▶ [Activities]:
**a)** Can you copy the part of the Service Mesh Manager installation guide that begins at the words "2. Wait until" and stops after "open the dashboard."?
**b)** Do these statements agree with the Service Mesh Manager installation guide? Answer yes or no for each, and quote the deciding words. (i) The demo application is a required part of the interactive installation. (ii) The installation can be run in verbose mode. (iii) If the demo application was not selected, the dashboard still opens automatically in the browser.
**c)** How would the Service Mesh Manager installation guide go on after its last sentence? Write the next part.

Install Service Mesh Manager interactively

With the interactive installation, you can:

  • Install the Service Mesh Manager core, which provides a dashboard and an internal API for handling the service mesh.
  • Install and execute the Istio operator.
  • Install a demo application (optional).

Complete the following steps.

  1. Start the installation.

    smm install
    

    If you experience errors during the installation, try running the installation in verbose mode: smm install -v

    During installation, answer the interactive questions in the terminal.

    ? Install istio-operator (recommended). Press enter to accept Yes
    ? Install cert-manager (recommended). Press enter to accept Yes
    ? Install Streaming Data Manager (optional). Press enter to skip Yes
    ? Install and run demo application (optional). Press enter to skip Yes
    

    Note: If you don’t need the demo application, you can simply accept the defaults by pressing enter for each question as it will only install the core components. You can install additional components later.

  2. Wait until the installation is completed. This can take a few minutes. If you have selected to install the demo application, the Service Mesh Manager dashboard automatically opens in your browser. Otherwise, run the following command to open the dashboard.

    smm dashboard
    

    If you don’t already have Istio workload and traffic, the dashboard will be empty. To install the demo application, run:

    smm demoapp install
    

    After installation, the demo application automatically starts generating traffic, and the dashboard draws a picture of the data flow. (If it doesn’t, run the smm demoapp load start command, or Generate load on the UI. If you want to stop generating traffic, run smm demoapp load stop.)

▶ [Information shown]:
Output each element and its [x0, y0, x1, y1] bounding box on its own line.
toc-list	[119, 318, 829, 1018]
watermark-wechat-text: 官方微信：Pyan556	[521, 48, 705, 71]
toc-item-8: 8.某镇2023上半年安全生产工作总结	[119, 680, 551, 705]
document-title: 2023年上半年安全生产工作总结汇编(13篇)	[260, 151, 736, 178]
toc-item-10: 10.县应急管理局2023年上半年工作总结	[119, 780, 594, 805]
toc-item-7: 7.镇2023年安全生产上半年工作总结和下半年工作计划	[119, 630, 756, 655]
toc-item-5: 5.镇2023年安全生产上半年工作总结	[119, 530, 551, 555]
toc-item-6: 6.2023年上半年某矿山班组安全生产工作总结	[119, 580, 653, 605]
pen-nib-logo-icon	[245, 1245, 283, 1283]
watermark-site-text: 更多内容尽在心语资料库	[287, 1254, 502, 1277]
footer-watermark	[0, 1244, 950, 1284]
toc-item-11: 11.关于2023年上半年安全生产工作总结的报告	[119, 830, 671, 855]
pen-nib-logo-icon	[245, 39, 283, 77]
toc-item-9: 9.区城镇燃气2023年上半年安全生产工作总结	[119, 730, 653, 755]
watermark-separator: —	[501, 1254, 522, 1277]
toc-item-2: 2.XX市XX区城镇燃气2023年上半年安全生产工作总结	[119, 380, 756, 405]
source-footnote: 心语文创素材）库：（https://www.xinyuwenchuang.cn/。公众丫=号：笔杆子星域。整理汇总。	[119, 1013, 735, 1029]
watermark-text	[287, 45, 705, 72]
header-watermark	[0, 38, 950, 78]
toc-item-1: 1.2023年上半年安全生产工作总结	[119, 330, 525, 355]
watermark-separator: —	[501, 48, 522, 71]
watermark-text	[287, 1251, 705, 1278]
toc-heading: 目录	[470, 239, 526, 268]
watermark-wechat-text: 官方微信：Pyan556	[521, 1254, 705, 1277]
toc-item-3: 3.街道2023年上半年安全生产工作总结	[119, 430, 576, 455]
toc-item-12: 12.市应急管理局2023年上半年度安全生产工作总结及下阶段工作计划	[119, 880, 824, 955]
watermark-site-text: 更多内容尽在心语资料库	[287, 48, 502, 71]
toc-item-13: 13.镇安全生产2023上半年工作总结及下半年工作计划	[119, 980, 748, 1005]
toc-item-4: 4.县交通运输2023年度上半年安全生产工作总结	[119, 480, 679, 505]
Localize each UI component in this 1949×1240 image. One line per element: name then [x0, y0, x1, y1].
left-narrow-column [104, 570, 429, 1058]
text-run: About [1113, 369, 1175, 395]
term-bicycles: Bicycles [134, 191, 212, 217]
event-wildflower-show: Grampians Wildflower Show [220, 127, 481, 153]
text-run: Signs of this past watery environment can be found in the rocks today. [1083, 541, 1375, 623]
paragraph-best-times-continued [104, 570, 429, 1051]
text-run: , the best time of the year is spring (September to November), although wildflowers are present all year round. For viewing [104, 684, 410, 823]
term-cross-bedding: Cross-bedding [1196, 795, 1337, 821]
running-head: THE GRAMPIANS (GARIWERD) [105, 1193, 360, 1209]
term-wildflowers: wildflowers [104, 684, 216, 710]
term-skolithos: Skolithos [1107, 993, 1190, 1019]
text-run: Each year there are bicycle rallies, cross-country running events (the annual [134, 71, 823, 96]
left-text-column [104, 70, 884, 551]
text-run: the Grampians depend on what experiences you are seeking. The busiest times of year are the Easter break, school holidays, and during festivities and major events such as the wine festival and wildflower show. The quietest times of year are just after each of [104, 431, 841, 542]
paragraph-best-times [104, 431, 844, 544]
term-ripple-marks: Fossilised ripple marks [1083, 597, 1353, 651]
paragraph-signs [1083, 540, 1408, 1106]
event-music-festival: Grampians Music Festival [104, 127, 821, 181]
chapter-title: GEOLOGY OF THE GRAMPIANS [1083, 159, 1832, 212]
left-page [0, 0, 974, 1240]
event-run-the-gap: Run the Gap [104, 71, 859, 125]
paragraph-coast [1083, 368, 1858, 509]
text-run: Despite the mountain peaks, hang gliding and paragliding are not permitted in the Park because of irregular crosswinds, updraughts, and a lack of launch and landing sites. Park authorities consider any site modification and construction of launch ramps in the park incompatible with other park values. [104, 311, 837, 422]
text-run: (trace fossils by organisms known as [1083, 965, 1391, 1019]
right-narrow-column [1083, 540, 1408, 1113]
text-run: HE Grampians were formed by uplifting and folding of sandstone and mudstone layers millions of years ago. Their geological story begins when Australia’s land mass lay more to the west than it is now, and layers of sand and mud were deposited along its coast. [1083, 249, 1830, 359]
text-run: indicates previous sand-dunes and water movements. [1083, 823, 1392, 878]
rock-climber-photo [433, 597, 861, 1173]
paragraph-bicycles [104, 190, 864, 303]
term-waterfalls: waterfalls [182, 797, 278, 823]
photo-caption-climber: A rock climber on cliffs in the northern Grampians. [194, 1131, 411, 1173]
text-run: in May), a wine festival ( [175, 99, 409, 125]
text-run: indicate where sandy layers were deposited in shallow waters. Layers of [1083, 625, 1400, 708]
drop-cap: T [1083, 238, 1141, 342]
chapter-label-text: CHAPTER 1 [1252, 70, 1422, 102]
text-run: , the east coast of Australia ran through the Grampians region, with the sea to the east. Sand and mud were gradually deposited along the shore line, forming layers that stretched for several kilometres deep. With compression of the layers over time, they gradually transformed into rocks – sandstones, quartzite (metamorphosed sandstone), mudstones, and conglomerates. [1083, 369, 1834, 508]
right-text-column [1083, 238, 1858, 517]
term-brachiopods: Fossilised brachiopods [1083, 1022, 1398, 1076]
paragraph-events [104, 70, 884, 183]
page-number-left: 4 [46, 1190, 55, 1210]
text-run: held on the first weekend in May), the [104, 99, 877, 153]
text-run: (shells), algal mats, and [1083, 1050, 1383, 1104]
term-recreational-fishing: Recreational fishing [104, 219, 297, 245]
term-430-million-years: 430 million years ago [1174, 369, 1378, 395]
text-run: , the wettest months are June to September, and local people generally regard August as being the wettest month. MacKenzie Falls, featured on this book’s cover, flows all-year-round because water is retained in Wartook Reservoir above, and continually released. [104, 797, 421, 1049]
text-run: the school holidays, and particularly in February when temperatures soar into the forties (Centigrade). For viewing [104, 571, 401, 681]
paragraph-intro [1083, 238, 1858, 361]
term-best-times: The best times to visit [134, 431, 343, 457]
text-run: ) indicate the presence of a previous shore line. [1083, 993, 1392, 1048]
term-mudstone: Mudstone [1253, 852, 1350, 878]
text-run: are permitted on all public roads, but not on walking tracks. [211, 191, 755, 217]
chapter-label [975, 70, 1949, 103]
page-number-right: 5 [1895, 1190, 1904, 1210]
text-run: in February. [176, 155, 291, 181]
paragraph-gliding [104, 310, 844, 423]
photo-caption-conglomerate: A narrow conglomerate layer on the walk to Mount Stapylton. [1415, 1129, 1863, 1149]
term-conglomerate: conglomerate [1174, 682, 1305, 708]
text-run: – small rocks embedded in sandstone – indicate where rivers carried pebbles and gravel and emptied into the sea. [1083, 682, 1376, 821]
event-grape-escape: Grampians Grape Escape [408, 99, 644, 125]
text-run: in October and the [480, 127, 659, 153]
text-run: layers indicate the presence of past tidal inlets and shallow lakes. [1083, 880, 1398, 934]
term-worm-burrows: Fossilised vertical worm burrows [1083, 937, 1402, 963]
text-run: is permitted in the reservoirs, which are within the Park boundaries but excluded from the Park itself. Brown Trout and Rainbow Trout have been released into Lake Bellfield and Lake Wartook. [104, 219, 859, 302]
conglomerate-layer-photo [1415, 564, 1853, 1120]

▶ [Answers by task]:
**a)**
2. Wait until the installation is completed. This can take a few minutes. If you have selected to install the demo application, the Service Mesh Manager dashboard automatically opens in your browser. Otherwise, run the following command to open the dashboard.

**b)**
(i) No: "Install a demo application (optional)."
(ii) Yes: "try running the installation in verbose mode: smm install -v"
(iii) No: "If you have selected to install the demo application, the Service Mesh Manager dashboard automatically opens in your browser. Otherwise, run the following command to open the dashboard."

**c)**
  3. If you are installing Service Mesh Manager on a managed Kubernetes solution of a public cloud provider (for example, AWS, Azure, or Google Cloud), assign admin roles, so that you can tail the logs of your containers from the Service Mesh Manager UI, use Service Level Objectives and perform various tasks from the CLI that require custom permissions. Run the following command:

    kubectl create clusterrolebinding user-cluster-admin --clusterrole=cluster-admin --user=<gcp/aws/azure username>
    

    CAUTION:

    Assigning administrator roles might be very dangerous because it gives wide access to your infrastructure. Be careful and do that only when you’re confident in what you’re doing.
  4. At this point, Service Mesh Manager is up and running. On the dashboard select MENU > TOPOLOGY to see how the traffic flows through your mesh, and experiment with any of the available features described in the documentation.

  5. If you have purchased a commercial license for Service Mesh Manager, apply the license. For details, see Paid tier.